Objective.
Return every record verbatim.

——————————

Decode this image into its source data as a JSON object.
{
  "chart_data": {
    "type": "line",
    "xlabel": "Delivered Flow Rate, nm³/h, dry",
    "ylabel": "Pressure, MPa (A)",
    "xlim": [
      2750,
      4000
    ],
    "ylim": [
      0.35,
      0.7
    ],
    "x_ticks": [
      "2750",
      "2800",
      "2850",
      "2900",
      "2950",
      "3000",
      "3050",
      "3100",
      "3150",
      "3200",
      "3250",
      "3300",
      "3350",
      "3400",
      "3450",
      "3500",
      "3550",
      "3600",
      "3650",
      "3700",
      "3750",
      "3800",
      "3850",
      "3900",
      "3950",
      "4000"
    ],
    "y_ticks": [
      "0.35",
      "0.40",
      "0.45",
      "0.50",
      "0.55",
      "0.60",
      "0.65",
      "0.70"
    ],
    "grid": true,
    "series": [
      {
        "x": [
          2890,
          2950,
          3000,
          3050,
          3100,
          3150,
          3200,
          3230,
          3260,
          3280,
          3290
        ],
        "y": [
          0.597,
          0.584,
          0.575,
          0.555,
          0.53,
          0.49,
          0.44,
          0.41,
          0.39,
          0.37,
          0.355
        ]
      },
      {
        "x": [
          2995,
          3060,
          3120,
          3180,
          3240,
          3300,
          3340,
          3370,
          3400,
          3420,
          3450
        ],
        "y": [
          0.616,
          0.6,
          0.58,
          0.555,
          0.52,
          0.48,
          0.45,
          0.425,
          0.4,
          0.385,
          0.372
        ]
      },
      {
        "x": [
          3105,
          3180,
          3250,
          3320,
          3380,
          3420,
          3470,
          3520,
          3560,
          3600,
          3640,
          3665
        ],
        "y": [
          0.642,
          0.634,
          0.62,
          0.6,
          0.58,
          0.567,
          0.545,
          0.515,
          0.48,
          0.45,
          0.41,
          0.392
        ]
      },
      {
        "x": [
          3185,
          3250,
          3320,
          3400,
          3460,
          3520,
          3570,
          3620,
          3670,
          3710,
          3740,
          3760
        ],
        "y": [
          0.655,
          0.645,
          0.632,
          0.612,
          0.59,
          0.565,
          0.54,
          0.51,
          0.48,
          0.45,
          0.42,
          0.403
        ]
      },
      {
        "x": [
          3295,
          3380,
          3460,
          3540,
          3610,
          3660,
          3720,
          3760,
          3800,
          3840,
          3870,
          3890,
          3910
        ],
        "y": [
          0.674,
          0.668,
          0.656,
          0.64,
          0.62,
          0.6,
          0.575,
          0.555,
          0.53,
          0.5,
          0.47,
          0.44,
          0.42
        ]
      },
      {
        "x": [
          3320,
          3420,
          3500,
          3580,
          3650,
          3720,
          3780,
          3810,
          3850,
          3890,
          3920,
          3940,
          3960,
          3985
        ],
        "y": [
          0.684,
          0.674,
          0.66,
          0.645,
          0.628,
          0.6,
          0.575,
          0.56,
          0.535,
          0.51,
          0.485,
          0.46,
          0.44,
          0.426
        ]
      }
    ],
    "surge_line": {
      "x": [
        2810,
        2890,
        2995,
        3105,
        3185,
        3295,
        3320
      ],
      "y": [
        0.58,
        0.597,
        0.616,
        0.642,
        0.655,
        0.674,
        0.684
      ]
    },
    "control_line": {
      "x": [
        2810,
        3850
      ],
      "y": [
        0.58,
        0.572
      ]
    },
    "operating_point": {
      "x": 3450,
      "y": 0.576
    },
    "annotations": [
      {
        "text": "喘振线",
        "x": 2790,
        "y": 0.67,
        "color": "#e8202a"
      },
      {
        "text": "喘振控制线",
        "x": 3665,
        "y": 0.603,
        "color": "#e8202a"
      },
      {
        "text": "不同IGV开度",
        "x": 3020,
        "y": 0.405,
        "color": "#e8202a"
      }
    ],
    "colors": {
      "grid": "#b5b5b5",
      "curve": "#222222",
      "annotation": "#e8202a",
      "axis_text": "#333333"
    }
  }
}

——————————

Output of the exercise.
Decode this image into its source data as a JSON object.
{
  "chart_data": {
    "type": "line",
    "xlabel": "Delivered Flow Rate, nm³/h, dry",
    "ylabel": "Pressure, MPa (A)",
    "xlim": [
      2750,
      4000
    ],
    "ylim": [
      0.35,
      0.7
    ],
    "x_ticks": [
      "2750",
      "2800",
      "2850",
      "2900",
      "2950",
      "3000",
      "3050",
      "3100",
      "3150",
      "3200",
      "3250",
      "3300",
      "3350",
      "3400",
      "3450",
      "3500",
      "3550",
      "3600",
      "3650",
      "3700",
      "3750",
      "3800",
      "3850",
      "3900",
      "3950",
      "4000"
    ],
    "y_ticks": [
      "0.35",
      "0.40",
      "0.45",
      "0.50",
      "0.55",
      "0.60",
      "0.65",
      "0.70"
    ],
    "grid": true,
    "series": [
      {
        "x": [
          2890,
          2950,
          3000,
          3050,
          3100,
          3150,
          3200,
          3230,
          3260,
          3280,
          3290
        ],
        "y": [
          0.597,
          0.584,
          0.575,
          0.555,
          0.53,
          0.49,
          0.44,
          0.41,
          0.39,
          0.37,
          0.355
        ]
      },
      {
        "x": [
          2995,
          3060,
          3120,
          3180,
          3240,
          3300,
          3340,
          3370,
          3400,
          3420,
          3450
        ],
        "y": [
          0.616,
          0.6,
          0.58,
          0.555,
          0.52,
          0.48,
          0.45,
          0.425,
          0.4,
          0.385,
          0.372
        ]
      },
      {
        "x": [
          3105,
          3180,
          3250,
          3320,
          3380,
          3420,
          3470,
          3520,
          3560,
          3600,
          3640,
          3665
        ],
        "y": [
          0.642,
          0.634,
          0.62,
          0.6,
          0.58,
          0.567,
          0.545,
          0.515,
          0.48,
          0.45,
          0.41,
          0.392
        ]
      },
      {
        "x": [
          3185,
          3250,
          3320,
          3400,
          3460,
          3520,
          3570,
          3620,
          3670,
          3710,
          3740,
          3760
        ],
        "y": [
          0.655,
          0.645,
          0.632,
          0.612,
          0.59,
          0.565,
          0.54,
          0.51,
          0.48,
          0.45,
          0.42,
          0.403
        ]
      },
      {
        "x": [
          3295,
          3380,
          3460,
          3540,
          3610,
          3660,
          3720,
          3760,
          3800,
          3840,
          3870,
          3890,
          3910
        ],
        "y": [
          0.674,
          0.668,
          0.656,
          0.64,
          0.62,
          0.6,
          0.575,
          0.555,
          0.53,
          0.5,
          0.47,
          0.44,
          0.42
        ]
      },
      {
        "x": [
          3320,
          3420,
          3500,
          3580,
          3650,
          3720,
          3780,
          3810,
          3850,
          3890,
          3920,
          3940,
          3960,
          3985
        ],
        "y": [
          0.684,
          0.674,
          0.66,
          0.645,
          0.628,
          0.6,
          0.575,
          0.56,
          0.535,
          0.51,
          0.485,
          0.46,
          0.44,
          0.426
        ]
      }
    ],
    "surge_line": {
      "x": [
        2810,
        2890,
        2995,
        3105,
        3185,
        3295,
        3320
      ],
      "y": [
        0.58,
        0.597,
        0.616,
        0.642,
        0.655,
        0.674,
        0.684
      ]
    },
    "control_line": {
      "x": [
        2810,
        3850
      ],
      "y": [
        0.58,
        0.572
      ]
    },
    "operating_point": {
      "x": 3450,
      "y": 0.576
    },
    "annotations": [
      {
        "text": "喘振线",
        "x": 2790,
        "y": 0.67,
        "color": "#e8202a"
      },
      {
        "text": "喘振控制线",
        "x": 3665,
        "y": 0.603,
        "color": "#e8202a"
      },
      {
        "text": "不同IGV开度",
        "x": 3020,
        "y": 0.405,
        "color": "#e8202a"
      }
    ],
    "colors": {
      "grid": "#b5b5b5",
      "curve": "#222222",
      "annotation": "#e8202a",
      "axis_text": "#333333"
    }
  }
}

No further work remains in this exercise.